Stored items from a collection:
%%

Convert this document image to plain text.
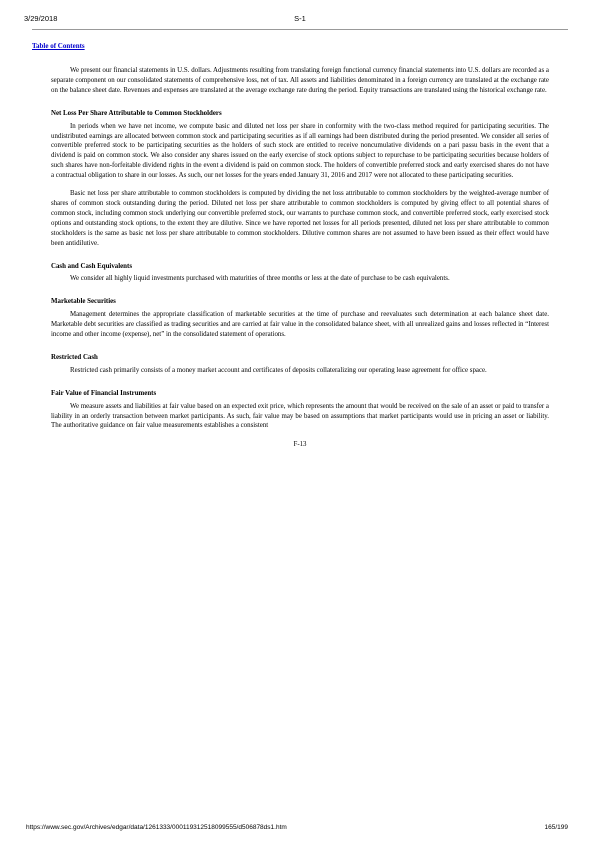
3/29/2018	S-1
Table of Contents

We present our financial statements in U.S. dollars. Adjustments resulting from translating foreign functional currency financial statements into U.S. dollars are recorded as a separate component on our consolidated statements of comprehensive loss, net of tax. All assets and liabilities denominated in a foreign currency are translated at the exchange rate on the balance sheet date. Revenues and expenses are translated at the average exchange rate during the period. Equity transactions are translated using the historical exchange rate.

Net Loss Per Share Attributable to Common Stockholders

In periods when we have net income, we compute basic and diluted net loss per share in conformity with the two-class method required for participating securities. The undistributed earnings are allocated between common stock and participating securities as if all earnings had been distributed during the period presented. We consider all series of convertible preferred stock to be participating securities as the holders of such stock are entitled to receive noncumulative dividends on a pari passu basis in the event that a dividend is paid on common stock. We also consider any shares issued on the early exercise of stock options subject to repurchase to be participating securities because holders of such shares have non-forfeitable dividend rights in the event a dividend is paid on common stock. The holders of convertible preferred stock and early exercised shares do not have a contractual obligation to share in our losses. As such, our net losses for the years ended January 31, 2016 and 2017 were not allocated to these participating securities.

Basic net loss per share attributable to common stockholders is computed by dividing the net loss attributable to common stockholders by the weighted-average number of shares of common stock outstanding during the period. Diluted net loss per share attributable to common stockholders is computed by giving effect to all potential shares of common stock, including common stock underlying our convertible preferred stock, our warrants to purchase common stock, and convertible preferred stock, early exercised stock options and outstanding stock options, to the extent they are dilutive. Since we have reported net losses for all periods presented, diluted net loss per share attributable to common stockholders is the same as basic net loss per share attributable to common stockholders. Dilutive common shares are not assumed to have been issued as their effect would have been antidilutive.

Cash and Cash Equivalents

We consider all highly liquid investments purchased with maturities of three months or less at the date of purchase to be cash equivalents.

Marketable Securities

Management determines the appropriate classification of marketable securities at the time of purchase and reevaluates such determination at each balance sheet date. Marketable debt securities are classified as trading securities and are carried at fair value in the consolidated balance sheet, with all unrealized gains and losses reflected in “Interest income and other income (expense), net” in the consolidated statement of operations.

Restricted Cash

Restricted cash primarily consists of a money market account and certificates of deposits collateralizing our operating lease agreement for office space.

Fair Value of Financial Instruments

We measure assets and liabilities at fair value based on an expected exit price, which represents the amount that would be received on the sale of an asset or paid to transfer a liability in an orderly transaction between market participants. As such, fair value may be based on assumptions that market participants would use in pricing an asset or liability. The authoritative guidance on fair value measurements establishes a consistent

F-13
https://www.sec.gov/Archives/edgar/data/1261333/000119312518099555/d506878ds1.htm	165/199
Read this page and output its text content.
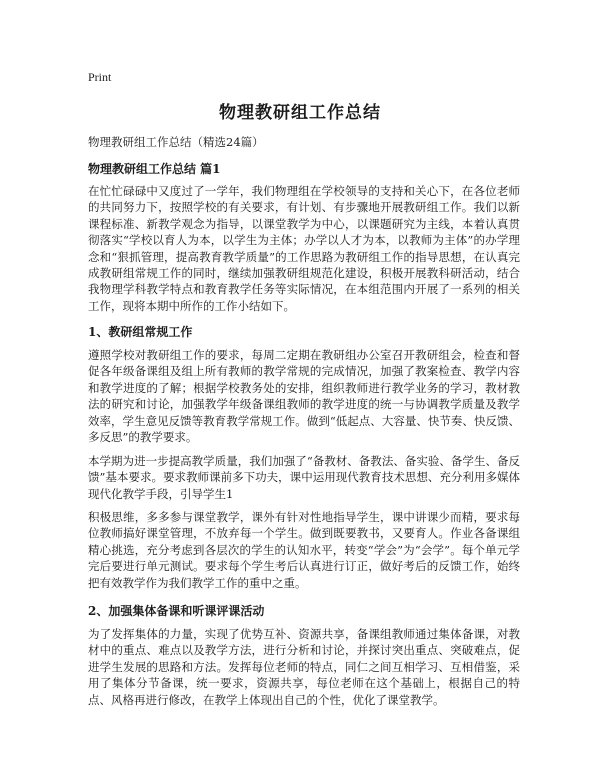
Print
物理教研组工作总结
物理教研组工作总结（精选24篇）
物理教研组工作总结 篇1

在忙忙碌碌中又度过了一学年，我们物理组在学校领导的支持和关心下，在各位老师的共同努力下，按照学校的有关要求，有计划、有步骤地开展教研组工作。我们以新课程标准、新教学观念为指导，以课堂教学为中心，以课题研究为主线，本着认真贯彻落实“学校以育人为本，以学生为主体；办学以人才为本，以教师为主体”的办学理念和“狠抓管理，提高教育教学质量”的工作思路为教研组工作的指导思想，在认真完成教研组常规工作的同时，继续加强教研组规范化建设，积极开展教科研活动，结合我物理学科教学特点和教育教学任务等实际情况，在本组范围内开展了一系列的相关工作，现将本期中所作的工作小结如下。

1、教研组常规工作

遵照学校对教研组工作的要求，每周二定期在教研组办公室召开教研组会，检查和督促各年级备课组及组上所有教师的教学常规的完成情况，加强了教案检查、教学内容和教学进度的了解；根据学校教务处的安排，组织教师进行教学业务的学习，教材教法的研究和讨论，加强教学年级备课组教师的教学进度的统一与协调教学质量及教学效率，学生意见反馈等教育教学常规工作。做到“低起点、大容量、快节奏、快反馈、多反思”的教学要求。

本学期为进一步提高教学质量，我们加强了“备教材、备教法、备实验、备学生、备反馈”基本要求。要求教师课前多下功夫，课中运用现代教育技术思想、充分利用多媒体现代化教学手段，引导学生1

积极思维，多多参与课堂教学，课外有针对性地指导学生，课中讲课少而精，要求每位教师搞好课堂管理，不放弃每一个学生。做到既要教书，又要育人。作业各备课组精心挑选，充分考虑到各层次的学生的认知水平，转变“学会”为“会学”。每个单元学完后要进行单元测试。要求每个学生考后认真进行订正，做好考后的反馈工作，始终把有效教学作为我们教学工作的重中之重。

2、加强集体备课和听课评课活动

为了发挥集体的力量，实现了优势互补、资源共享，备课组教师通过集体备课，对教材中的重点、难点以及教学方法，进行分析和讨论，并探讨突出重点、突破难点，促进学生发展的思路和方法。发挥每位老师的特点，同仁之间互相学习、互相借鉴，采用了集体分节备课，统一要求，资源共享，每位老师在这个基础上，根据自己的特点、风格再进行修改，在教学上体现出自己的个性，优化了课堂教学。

%%

DIRECTIONS
Each record above should be copied character for character, with pictures dropped.

WORKED ANSWER
Convert this document image to plain text.
3/29/2018	S-1
Table of Contents

We present our financial statements in U.S. dollars. Adjustments resulting from translating foreign functional currency financial statements into U.S. dollars are recorded as a separate component on our consolidated statements of comprehensive loss, net of tax. All assets and liabilities denominated in a foreign currency are translated at the exchange rate on the balance sheet date. Revenues and expenses are translated at the average exchange rate during the period. Equity transactions are translated using the historical exchange rate.

Net Loss Per Share Attributable to Common Stockholders

In periods when we have net income, we compute basic and diluted net loss per share in conformity with the two-class method required for participating securities. The undistributed earnings are allocated between common stock and participating securities as if all earnings had been distributed during the period presented. We consider all series of convertible preferred stock to be participating securities as the holders of such stock are entitled to receive noncumulative dividends on a pari passu basis in the event that a dividend is paid on common stock. We also consider any shares issued on the early exercise of stock options subject to repurchase to be participating securities because holders of such shares have non-forfeitable dividend rights in the event a dividend is paid on common stock. The holders of convertible preferred stock and early exercised shares do not have a contractual obligation to share in our losses. As such, our net losses for the years ended January 31, 2016 and 2017 were not allocated to these participating securities.

Basic net loss per share attributable to common stockholders is computed by dividing the net loss attributable to common stockholders by the weighted-average number of shares of common stock outstanding during the period. Diluted net loss per share attributable to common stockholders is computed by giving effect to all potential shares of common stock, including common stock underlying our convertible preferred stock, our warrants to purchase common stock, and convertible preferred stock, early exercised stock options and outstanding stock options, to the extent they are dilutive. Since we have reported net losses for all periods presented, diluted net loss per share attributable to common stockholders is the same as basic net loss per share attributable to common stockholders. Dilutive common shares are not assumed to have been issued as their effect would have been antidilutive.

Cash and Cash Equivalents

We consider all highly liquid investments purchased with maturities of three months or less at the date of purchase to be cash equivalents.

Marketable Securities

Management determines the appropriate classification of marketable securities at the time of purchase and reevaluates such determination at each balance sheet date. Marketable debt securities are classified as trading securities and are carried at fair value in the consolidated balance sheet, with all unrealized gains and losses reflected in “Interest income and other income (expense), net” in the consolidated statement of operations.

Restricted Cash

Restricted cash primarily consists of a money market account and certificates of deposits collateralizing our operating lease agreement for office space.

Fair Value of Financial Instruments

We measure assets and liabilities at fair value based on an expected exit price, which represents the amount that would be received on the sale of an asset or paid to transfer a liability in an orderly transaction between market participants. As such, fair value may be based on assumptions that market participants would use in pricing an asset or liability. The authoritative guidance on fair value measurements establishes a consistent

F-13
https://www.sec.gov/Archives/edgar/data/1261333/000119312518099555/d506878ds1.htm	165/199
Read this page and output its text content.
Print
物理教研组工作总结
物理教研组工作总结（精选24篇）
物理教研组工作总结 篇1

在忙忙碌碌中又度过了一学年，我们物理组在学校领导的支持和关心下，在各位老师的共同努力下，按照学校的有关要求，有计划、有步骤地开展教研组工作。我们以新课程标准、新教学观念为指导，以课堂教学为中心，以课题研究为主线，本着认真贯彻落实“学校以育人为本，以学生为主体；办学以人才为本，以教师为主体”的办学理念和“狠抓管理，提高教育教学质量”的工作思路为教研组工作的指导思想，在认真完成教研组常规工作的同时，继续加强教研组规范化建设，积极开展教科研活动，结合我物理学科教学特点和教育教学任务等实际情况，在本组范围内开展了一系列的相关工作，现将本期中所作的工作小结如下。

1、教研组常规工作

遵照学校对教研组工作的要求，每周二定期在教研组办公室召开教研组会，检查和督促各年级备课组及组上所有教师的教学常规的完成情况，加强了教案检查、教学内容和教学进度的了解；根据学校教务处的安排，组织教师进行教学业务的学习，教材教法的研究和讨论，加强教学年级备课组教师的教学进度的统一与协调教学质量及教学效率，学生意见反馈等教育教学常规工作。做到“低起点、大容量、快节奏、快反馈、多反思”的教学要求。

本学期为进一步提高教学质量，我们加强了“备教材、备教法、备实验、备学生、备反馈”基本要求。要求教师课前多下功夫，课中运用现代教育技术思想、充分利用多媒体现代化教学手段，引导学生1

积极思维，多多参与课堂教学，课外有针对性地指导学生，课中讲课少而精，要求每位教师搞好课堂管理，不放弃每一个学生。做到既要教书，又要育人。作业各备课组精心挑选，充分考虑到各层次的学生的认知水平，转变“学会”为“会学”。每个单元学完后要进行单元测试。要求每个学生考后认真进行订正，做好考后的反馈工作，始终把有效教学作为我们教学工作的重中之重。

2、加强集体备课和听课评课活动

为了发挥集体的力量，实现了优势互补、资源共享，备课组教师通过集体备课，对教材中的重点、难点以及教学方法，进行分析和讨论，并探讨突出重点、突破难点，促进学生发展的思路和方法。发挥每位老师的特点，同仁之间互相学习、互相借鉴，采用了集体分节备课，统一要求，资源共享，每位老师在这个基础上，根据自己的特点、风格再进行修改，在教学上体现出自己的个性，优化了课堂教学。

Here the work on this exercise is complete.